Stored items
· · · · · · ·
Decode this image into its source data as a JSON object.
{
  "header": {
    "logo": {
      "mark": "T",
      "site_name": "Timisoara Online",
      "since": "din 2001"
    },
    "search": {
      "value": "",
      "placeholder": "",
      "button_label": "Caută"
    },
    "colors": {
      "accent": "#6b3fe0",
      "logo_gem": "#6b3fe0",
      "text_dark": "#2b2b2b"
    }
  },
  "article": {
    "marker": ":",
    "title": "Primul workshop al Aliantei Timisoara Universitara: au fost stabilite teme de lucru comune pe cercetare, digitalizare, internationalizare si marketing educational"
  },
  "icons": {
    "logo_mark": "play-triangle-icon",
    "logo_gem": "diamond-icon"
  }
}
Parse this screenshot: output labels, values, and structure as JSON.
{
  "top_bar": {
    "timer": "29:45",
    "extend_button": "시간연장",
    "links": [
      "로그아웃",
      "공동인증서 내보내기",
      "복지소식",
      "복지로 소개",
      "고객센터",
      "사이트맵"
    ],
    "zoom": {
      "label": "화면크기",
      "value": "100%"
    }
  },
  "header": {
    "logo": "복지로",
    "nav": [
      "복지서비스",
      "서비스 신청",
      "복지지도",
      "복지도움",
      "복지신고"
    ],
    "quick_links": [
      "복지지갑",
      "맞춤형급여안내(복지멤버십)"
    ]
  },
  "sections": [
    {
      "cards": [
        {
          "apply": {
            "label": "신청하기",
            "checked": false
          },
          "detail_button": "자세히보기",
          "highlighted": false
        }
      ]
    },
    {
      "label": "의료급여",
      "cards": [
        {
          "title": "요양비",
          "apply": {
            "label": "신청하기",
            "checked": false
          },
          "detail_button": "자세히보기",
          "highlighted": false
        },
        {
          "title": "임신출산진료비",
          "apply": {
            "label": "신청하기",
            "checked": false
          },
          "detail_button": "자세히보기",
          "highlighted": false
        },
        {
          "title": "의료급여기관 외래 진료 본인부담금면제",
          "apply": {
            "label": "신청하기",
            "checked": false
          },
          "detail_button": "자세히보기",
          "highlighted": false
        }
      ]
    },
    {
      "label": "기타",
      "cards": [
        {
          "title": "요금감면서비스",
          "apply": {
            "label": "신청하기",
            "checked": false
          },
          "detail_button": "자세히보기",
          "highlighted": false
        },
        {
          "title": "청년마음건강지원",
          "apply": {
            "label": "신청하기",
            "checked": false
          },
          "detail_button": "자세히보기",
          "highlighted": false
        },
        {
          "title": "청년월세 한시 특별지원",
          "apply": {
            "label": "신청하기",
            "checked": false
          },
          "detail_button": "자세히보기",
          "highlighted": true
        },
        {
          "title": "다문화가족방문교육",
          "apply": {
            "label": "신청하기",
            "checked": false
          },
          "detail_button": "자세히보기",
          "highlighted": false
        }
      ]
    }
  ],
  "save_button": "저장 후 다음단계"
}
· · · · · · ·
Take every line from the data that contains the word "this".

Decode this image into its source data as a JSON object.
Parse this screenshot: output labels, values, and structure as JSON.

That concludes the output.